- Supplied information
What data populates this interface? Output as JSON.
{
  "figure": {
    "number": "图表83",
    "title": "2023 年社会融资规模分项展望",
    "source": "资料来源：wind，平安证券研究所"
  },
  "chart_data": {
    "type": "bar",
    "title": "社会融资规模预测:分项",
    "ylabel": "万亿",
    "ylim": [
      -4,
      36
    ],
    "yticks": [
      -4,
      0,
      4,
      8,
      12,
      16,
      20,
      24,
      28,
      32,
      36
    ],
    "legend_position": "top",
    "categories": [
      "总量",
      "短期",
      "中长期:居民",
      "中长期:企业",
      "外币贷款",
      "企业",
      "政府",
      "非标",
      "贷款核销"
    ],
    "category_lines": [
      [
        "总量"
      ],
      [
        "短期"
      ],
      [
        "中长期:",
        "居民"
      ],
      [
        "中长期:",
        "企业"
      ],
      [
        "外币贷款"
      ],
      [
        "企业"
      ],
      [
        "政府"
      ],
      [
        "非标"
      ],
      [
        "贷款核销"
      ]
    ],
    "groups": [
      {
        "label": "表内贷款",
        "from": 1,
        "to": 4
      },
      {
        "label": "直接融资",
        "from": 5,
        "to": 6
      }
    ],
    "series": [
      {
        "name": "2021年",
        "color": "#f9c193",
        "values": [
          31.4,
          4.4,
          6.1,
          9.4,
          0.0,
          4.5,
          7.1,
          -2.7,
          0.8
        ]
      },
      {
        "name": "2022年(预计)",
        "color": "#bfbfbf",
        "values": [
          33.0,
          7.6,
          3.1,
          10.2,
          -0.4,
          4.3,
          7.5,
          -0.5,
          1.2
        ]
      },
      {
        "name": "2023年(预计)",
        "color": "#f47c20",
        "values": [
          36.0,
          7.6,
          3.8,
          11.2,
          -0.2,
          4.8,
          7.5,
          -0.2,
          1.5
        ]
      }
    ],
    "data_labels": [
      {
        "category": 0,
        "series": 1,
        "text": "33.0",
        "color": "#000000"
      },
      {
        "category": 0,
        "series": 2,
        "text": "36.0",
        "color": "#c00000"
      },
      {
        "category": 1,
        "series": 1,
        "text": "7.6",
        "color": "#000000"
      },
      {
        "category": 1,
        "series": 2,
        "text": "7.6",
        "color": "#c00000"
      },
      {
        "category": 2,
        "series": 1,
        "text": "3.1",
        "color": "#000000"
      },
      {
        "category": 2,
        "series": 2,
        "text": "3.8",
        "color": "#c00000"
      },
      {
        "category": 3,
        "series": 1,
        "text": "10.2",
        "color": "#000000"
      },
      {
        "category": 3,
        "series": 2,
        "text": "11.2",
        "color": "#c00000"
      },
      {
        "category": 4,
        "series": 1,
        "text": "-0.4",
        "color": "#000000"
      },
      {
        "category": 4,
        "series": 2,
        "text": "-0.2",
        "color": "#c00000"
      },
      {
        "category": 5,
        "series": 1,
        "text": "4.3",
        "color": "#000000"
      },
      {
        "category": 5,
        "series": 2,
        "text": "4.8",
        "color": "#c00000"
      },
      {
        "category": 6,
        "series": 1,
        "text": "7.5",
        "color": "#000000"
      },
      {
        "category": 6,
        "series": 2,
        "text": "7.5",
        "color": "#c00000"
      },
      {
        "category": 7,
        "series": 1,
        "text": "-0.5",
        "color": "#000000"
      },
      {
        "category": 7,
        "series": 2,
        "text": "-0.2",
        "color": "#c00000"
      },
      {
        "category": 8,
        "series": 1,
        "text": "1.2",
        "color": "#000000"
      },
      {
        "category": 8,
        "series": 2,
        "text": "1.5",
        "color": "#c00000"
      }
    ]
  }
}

- Goal of the exercise
Of the lines in this data, how many contain "title"? Reply with only the number.

- Solution to the exercise
2